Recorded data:
···
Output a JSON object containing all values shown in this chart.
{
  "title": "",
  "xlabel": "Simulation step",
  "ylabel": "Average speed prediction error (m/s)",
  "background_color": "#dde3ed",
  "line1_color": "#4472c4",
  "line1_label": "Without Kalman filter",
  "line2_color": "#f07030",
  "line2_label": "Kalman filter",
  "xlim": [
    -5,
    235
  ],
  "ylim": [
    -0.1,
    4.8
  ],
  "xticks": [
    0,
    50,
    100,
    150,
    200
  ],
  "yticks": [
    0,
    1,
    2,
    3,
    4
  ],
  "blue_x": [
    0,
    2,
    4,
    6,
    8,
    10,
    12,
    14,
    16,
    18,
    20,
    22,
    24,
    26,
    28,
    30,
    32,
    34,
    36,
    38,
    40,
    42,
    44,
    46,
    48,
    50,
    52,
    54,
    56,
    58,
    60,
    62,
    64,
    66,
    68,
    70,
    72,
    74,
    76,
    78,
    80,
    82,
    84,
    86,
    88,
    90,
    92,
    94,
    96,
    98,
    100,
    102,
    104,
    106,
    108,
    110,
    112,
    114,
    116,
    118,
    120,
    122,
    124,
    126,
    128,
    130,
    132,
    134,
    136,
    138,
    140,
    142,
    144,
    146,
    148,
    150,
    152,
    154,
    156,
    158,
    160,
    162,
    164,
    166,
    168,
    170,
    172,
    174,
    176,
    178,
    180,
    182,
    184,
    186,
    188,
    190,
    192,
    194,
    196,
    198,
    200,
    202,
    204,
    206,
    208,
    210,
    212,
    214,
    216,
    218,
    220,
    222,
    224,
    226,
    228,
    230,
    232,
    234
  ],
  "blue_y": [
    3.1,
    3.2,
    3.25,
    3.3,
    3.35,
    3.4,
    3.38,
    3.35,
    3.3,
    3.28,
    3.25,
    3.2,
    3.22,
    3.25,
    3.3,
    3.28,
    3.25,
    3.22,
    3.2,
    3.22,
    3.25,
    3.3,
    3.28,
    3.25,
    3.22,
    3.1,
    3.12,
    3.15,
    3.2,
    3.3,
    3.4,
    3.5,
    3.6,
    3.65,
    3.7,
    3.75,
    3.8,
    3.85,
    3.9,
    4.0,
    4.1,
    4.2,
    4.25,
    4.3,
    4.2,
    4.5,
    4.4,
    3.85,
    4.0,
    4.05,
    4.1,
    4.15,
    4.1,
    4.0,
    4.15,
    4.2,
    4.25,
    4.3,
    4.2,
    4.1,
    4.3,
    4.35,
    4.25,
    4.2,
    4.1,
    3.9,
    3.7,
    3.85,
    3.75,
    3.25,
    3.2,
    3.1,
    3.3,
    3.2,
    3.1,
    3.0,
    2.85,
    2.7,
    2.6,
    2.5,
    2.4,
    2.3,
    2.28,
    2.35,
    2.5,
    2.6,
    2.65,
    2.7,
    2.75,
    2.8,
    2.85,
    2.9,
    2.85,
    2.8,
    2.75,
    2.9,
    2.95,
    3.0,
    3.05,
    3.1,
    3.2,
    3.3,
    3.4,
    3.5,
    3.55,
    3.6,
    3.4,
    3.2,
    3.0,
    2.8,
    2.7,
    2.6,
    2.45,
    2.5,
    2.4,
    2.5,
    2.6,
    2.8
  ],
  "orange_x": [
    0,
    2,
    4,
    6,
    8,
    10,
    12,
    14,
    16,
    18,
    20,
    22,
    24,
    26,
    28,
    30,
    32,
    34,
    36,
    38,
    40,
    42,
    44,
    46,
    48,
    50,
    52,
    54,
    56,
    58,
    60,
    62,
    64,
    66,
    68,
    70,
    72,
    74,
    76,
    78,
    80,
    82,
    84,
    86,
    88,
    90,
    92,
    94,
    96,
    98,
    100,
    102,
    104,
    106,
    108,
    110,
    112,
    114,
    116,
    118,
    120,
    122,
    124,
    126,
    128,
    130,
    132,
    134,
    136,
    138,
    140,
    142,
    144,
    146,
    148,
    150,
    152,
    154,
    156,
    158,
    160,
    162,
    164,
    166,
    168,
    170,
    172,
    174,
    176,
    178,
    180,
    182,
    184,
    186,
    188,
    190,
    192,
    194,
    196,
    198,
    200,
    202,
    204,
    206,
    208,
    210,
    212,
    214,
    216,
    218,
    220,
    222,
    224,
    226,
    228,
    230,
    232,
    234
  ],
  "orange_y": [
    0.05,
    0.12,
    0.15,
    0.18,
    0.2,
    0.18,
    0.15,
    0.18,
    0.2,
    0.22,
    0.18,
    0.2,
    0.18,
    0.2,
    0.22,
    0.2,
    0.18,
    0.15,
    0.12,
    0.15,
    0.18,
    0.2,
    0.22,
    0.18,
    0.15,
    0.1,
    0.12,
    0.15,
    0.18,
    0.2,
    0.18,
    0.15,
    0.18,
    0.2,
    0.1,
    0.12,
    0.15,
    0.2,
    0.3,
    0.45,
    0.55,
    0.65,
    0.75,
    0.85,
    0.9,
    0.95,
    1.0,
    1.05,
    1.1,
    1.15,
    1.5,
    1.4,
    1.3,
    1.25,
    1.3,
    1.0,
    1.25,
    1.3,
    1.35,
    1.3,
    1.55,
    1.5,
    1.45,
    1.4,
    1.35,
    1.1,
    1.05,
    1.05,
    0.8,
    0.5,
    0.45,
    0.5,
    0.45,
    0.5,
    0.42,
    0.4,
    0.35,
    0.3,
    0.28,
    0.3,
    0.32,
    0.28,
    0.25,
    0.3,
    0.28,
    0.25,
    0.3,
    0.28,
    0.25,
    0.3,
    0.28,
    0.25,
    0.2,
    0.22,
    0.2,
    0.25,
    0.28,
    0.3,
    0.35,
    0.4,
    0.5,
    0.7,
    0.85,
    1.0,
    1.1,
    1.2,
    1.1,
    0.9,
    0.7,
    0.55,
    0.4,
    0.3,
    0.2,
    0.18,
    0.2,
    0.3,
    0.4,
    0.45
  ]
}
···
▶ _Goal_: Give back the whole listing, word for word.

▶ _Task output_:
Output a JSON object containing all values shown in this chart.
{
  "title": "",
  "xlabel": "Simulation step",
  "ylabel": "Average speed prediction error (m/s)",
  "background_color": "#dde3ed",
  "line1_color": "#4472c4",
  "line1_label": "Without Kalman filter",
  "line2_color": "#f07030",
  "line2_label": "Kalman filter",
  "xlim": [
    -5,
    235
  ],
  "ylim": [
    -0.1,
    4.8
  ],
  "xticks": [
    0,
    50,
    100,
    150,
    200
  ],
  "yticks": [
    0,
    1,
    2,
    3,
    4
  ],
  "blue_x": [
    0,
    2,
    4,
    6,
    8,
    10,
    12,
    14,
    16,
    18,
    20,
    22,
    24,
    26,
    28,
    30,
    32,
    34,
    36,
    38,
    40,
    42,
    44,
    46,
    48,
    50,
    52,
    54,
    56,
    58,
    60,
    62,
    64,
    66,
    68,
    70,
    72,
    74,
    76,
    78,
    80,
    82,
    84,
    86,
    88,
    90,
    92,
    94,
    96,
    98,
    100,
    102,
    104,
    106,
    108,
    110,
    112,
    114,
    116,
    118,
    120,
    122,
    124,
    126,
    128,
    130,
    132,
    134,
    136,
    138,
    140,
    142,
    144,
    146,
    148,
    150,
    152,
    154,
    156,
    158,
    160,
    162,
    164,
    166,
    168,
    170,
    172,
    174,
    176,
    178,
    180,
    182,
    184,
    186,
    188,
    190,
    192,
    194,
    196,
    198,
    200,
    202,
    204,
    206,
    208,
    210,
    212,
    214,
    216,
    218,
    220,
    222,
    224,
    226,
    228,
    230,
    232,
    234
  ],
  "blue_y": [
    3.1,
    3.2,
    3.25,
    3.3,
    3.35,
    3.4,
    3.38,
    3.35,
    3.3,
    3.28,
    3.25,
    3.2,
    3.22,
    3.25,
    3.3,
    3.28,
    3.25,
    3.22,
    3.2,
    3.22,
    3.25,
    3.3,
    3.28,
    3.25,
    3.22,
    3.1,
    3.12,
    3.15,
    3.2,
    3.3,
    3.4,
    3.5,
    3.6,
    3.65,
    3.7,
    3.75,
    3.8,
    3.85,
    3.9,
    4.0,
    4.1,
    4.2,
    4.25,
    4.3,
    4.2,
    4.5,
    4.4,
    3.85,
    4.0,
    4.05,
    4.1,
    4.15,
    4.1,
    4.0,
    4.15,
    4.2,
    4.25,
    4.3,
    4.2,
    4.1,
    4.3,
    4.35,
    4.25,
    4.2,
    4.1,
    3.9,
    3.7,
    3.85,
    3.75,
    3.25,
    3.2,
    3.1,
    3.3,
    3.2,
    3.1,
    3.0,
    2.85,
    2.7,
    2.6,
    2.5,
    2.4,
    2.3,
    2.28,
    2.35,
    2.5,
    2.6,
    2.65,
    2.7,
    2.75,
    2.8,
    2.85,
    2.9,
    2.85,
    2.8,
    2.75,
    2.9,
    2.95,
    3.0,
    3.05,
    3.1,
    3.2,
    3.3,
    3.4,
    3.5,
    3.55,
    3.6,
    3.4,
    3.2,
    3.0,
    2.8,
    2.7,
    2.6,
    2.45,
    2.5,
    2.4,
    2.5,
    2.6,
    2.8
  ],
  "orange_x": [
    0,
    2,
    4,
    6,
    8,
    10,
    12,
    14,
    16,
    18,
    20,
    22,
    24,
    26,
    28,
    30,
    32,
    34,
    36,
    38,
    40,
    42,
    44,
    46,
    48,
    50,
    52,
    54,
    56,
    58,
    60,
    62,
    64,
    66,
    68,
    70,
    72,
    74,
    76,
    78,
    80,
    82,
    84,
    86,
    88,
    90,
    92,
    94,
    96,
    98,
    100,
    102,
    104,
    106,
    108,
    110,
    112,
    114,
    116,
    118,
    120,
    122,
    124,
    126,
    128,
    130,
    132,
    134,
    136,
    138,
    140,
    142,
    144,
    146,
    148,
    150,
    152,
    154,
    156,
    158,
    160,
    162,
    164,
    166,
    168,
    170,
    172,
    174,
    176,
    178,
    180,
    182,
    184,
    186,
    188,
    190,
    192,
    194,
    196,
    198,
    200,
    202,
    204,
    206,
    208,
    210,
    212,
    214,
    216,
    218,
    220,
    222,
    224,
    226,
    228,
    230,
    232,
    234
  ],
  "orange_y": [
    0.05,
    0.12,
    0.15,
    0.18,
    0.2,
    0.18,
    0.15,
    0.18,
    0.2,
    0.22,
    0.18,
    0.2,
    0.18,
    0.2,
    0.22,
    0.2,
    0.18,
    0.15,
    0.12,
    0.15,
    0.18,
    0.2,
    0.22,
    0.18,
    0.15,
    0.1,
    0.12,
    0.15,
    0.18,
    0.2,
    0.18,
    0.15,
    0.18,
    0.2,
    0.1,
    0.12,
    0.15,
    0.2,
    0.3,
    0.45,
    0.55,
    0.65,
    0.75,
    0.85,
    0.9,
    0.95,
    1.0,
    1.05,
    1.1,
    1.15,
    1.5,
    1.4,
    1.3,
    1.25,
    1.3,
    1.0,
    1.25,
    1.3,
    1.35,
    1.3,
    1.55,
    1.5,
    1.45,
    1.4,
    1.35,
    1.1,
    1.05,
    1.05,
    0.8,
    0.5,
    0.45,
    0.5,
    0.45,
    0.5,
    0.42,
    0.4,
    0.35,
    0.3,
    0.28,
    0.3,
    0.32,
    0.28,
    0.25,
    0.3,
    0.28,
    0.25,
    0.3,
    0.28,
    0.25,
    0.3,
    0.28,
    0.25,
    0.2,
    0.22,
    0.2,
    0.25,
    0.28,
    0.3,
    0.35,
    0.4,
    0.5,
    0.7,
    0.85,
    1.0,
    1.1,
    1.2,
    1.1,
    0.9,
    0.7,
    0.55,
    0.4,
    0.3,
    0.2,
    0.18,
    0.2,
    0.3,
    0.4,
    0.45
  ]
}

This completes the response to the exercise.